◆ AUFGABEN:
[a] Beantworten Sie bitte anhand des Textes zur Geschichte von Schloss Totzenbach diese Fragen:
(i) In welchem Jahr wurde der Osttrakt abgerissen?
(ii) Wofür wurden die Steine zum Teil verwendet?
(iii) Wem gehört Totzenbach seit 2003?
[b] Schreiben Sie die Fortsetzung des Textes zur Geschichte von Schloss Totzenbach, die auf seinen letzten Satz folgt.

◆ AUSGEWÄHLTER AUSZUG:
1822 ging das Schloss an die Fürsten Liechtenstein auf Neulengbach über. Diese hatten kaum eine Verwendung für den Bau. Er diente bald nur mehr dem Förster und dem Dorfschulmeister als Wohnung und verfiel immer mehr. 1857 wurde der Osttrakt abgerissen. Die Steine wurden zum Teil für den Bau des Bahnhofes Kirchstetten verwendet. Nach der Errichtung einer neuen Dorfschule erfolgte 1894/95 der Abbruch des Südtraktes, der zuvor als Schule diente. 1971 kaufte die Gemeinde Totzenbach die nunmehrige Schlossruine und verkaufte sie drei Jahre später an den Antiquitätenhändler Josef Figl. Der Zustand der Gebäude war damals so desolat, dass die Gemeinde bereits die Sprengung der Ruine erwogen hatte. Figl ließ den Burggraben ausbaggern und baute in vierjähriger Arbeit das Schloss wieder auf. 2002 kaufte die Familie Ruschitzka die Anlage. Seit 2003 gehört Totzenbach der Familie Berger. Das Schloss ist bewohnt, der Festsaal kann für private Veranstaltungen gemietet werden.

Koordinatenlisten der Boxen
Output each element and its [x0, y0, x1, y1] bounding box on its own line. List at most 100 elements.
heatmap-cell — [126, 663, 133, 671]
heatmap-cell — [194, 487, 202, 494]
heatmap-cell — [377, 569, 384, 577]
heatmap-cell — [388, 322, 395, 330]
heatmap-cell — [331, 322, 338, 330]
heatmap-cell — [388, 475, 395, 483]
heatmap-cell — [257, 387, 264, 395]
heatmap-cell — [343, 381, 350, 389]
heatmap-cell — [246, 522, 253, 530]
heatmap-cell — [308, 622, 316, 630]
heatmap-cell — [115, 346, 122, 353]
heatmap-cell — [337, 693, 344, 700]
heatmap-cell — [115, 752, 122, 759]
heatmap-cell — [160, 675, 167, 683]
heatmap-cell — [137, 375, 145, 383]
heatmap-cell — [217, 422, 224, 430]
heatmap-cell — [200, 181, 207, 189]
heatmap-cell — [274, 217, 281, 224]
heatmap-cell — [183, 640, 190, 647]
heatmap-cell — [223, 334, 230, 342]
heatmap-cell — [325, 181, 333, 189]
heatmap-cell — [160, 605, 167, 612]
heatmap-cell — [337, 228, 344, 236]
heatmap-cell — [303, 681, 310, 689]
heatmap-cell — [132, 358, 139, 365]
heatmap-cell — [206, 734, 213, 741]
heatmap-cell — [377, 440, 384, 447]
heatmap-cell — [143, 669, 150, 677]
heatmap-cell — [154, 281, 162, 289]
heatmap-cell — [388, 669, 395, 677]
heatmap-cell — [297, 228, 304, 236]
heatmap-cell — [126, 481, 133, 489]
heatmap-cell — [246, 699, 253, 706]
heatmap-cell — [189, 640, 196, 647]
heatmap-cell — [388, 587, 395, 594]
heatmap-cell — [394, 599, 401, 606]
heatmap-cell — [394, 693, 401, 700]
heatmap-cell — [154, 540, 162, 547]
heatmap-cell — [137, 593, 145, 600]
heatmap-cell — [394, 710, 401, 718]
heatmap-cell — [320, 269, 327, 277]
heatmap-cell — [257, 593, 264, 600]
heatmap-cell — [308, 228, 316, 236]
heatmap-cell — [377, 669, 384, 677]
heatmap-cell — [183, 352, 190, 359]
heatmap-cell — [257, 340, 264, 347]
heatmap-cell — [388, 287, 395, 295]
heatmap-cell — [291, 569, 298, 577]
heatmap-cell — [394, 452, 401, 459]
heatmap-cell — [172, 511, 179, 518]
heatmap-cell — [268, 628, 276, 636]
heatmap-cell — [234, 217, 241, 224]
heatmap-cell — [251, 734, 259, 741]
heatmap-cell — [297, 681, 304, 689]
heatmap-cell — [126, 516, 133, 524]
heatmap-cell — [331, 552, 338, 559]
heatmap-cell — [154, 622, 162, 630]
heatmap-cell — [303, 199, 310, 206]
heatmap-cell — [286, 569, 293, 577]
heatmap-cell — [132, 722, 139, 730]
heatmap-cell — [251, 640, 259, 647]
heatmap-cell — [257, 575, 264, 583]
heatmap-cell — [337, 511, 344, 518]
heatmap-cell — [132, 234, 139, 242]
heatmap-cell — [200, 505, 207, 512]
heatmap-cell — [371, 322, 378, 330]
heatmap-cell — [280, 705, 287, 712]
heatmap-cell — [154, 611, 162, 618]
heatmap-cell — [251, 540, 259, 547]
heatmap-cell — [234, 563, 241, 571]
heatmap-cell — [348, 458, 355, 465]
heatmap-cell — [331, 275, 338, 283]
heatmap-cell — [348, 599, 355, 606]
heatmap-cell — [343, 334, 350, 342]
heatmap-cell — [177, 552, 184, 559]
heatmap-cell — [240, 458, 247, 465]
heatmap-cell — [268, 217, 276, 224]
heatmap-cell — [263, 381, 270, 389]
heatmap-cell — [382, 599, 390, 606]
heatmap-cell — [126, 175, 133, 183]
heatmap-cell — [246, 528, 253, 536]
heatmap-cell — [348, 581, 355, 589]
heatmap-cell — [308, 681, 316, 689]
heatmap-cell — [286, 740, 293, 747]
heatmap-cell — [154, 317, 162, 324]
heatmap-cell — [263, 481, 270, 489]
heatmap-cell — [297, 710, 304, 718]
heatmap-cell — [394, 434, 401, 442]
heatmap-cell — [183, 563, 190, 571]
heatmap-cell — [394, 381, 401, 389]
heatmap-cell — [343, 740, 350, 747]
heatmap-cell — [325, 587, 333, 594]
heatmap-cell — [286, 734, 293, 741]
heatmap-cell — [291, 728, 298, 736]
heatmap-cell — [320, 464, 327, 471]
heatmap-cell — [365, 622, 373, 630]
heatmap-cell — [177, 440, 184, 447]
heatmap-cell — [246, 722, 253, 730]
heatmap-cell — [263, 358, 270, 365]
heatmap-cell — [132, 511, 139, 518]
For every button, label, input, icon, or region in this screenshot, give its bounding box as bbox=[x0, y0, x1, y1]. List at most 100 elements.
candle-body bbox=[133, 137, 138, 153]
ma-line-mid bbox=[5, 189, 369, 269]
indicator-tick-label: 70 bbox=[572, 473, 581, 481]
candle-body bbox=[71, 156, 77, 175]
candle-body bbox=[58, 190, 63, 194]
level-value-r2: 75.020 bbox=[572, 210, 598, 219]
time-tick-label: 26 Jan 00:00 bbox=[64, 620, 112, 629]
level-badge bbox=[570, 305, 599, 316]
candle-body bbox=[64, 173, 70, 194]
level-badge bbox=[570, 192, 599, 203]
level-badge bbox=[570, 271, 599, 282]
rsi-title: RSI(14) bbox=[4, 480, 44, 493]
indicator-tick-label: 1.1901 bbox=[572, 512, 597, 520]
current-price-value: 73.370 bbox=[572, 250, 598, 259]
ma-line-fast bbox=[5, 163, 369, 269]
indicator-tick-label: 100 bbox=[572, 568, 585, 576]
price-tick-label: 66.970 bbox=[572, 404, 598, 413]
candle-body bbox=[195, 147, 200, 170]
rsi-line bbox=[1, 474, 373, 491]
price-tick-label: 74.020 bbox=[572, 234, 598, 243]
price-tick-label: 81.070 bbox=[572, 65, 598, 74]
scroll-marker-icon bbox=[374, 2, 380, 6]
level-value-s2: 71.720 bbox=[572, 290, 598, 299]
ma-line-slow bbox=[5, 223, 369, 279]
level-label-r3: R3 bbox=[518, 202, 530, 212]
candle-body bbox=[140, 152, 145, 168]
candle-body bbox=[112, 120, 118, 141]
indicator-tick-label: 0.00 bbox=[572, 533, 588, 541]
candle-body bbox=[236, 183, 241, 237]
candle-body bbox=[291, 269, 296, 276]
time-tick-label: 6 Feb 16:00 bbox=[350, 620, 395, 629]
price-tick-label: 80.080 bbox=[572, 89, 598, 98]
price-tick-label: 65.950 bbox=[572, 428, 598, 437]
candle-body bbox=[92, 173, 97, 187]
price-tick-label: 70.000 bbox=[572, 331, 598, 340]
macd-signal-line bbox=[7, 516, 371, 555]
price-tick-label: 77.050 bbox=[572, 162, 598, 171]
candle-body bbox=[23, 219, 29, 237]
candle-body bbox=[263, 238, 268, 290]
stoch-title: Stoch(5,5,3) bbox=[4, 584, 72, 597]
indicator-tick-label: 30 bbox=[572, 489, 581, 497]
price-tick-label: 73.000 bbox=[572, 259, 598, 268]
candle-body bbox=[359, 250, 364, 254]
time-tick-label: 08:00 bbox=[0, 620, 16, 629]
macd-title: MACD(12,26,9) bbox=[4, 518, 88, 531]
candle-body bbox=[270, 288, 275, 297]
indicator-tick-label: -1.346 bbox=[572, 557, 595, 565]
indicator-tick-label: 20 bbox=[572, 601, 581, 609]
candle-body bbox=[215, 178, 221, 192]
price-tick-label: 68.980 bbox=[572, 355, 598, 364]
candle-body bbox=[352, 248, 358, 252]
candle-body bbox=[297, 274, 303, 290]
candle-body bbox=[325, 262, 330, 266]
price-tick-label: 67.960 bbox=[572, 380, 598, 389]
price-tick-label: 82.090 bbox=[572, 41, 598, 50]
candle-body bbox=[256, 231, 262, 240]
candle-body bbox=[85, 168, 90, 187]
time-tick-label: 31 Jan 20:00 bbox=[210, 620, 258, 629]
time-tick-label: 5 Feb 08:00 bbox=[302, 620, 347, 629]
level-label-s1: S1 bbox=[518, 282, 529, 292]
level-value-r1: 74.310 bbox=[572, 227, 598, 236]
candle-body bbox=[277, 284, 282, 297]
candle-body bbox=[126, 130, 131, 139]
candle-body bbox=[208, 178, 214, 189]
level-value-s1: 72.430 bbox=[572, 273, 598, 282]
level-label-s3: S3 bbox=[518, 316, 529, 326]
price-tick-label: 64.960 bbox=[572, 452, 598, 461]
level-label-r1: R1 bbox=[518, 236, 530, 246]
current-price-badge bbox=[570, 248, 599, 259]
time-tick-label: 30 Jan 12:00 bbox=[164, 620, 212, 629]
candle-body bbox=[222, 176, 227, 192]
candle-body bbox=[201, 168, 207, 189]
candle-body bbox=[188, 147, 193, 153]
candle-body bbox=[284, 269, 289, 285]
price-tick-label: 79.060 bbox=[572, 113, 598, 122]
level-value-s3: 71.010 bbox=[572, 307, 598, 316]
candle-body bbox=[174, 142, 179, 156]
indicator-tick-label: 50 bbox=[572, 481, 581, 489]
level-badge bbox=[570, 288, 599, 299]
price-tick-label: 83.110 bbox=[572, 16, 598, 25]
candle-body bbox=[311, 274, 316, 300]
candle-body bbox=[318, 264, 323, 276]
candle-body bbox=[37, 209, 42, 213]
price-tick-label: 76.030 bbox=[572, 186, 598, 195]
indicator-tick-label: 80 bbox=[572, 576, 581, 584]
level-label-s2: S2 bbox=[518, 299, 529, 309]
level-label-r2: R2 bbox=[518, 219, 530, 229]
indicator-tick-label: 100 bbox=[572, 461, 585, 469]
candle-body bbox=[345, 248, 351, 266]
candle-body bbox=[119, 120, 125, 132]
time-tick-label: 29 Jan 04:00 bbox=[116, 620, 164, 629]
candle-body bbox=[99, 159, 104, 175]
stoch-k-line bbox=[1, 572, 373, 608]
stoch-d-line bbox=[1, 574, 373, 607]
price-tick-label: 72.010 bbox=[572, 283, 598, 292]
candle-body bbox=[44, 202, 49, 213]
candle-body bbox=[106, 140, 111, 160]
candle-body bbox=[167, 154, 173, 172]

◆ ENDGÜLTIGE ANTWORTEN:
[a]
(i) 1857
(ii) Für den Bau des Bahnhofes Kirchstetten
(iii) Der Familie Berger

[b]
Das Schlossareal ist von einem Teich und einem Wassergraben umgeben. Über eine einfache, auf Steinsäulen ruhende Holzbrücke gelangt man zu einem breitgelagerten Torturm, der mit einem steilen Walmdach gedeckt ist. Der große Innenhof wird von einer relativ niedrigen Wehrmauer umfasst. Sie ist durch einen, in das Wasser vorspringenden Rundturm mit Kegeldach verstärkt. Inmitten des Hofes stand die mittelalterliche Burg, doch wurde sie irgendwann nach 1672 abgerissen. In trockenen Sommern zeichnen sich die Grundmauern in der Rasendecke des Schlosshofes noch deutlich ab. Da auch von den späteren Bauten nur mehr der Nord- und der Westtrakt erhalten sind, wirkt der Hof besonders geräumig. Der schlichte Nordtrakt ist der jüngste Teil des Schlosses. Er ersetzte vor 1836 den Hauptturm und zwei Wohntrakte. Die der Spitzhacke entronnenen und vorbildlich restaurierten Gebäude sind weiß gestrichen und machen einen bestens gepflegten Eindruck.

Lage: Niederösterreich/St.Pölten-Land - mitten im nördlich der Westbahn gelegenen Ortsteil Totzenbach der Marktgemeinde Kirchstetten

Ort/Adresse: 3071 Böheimkirchen

Besichtigung: nur von außen möglich

Sonstiges: Gelegentlich finden im Schlosshof sowie im Festsaal und im Keller kulturelle Veranstaltungen statt.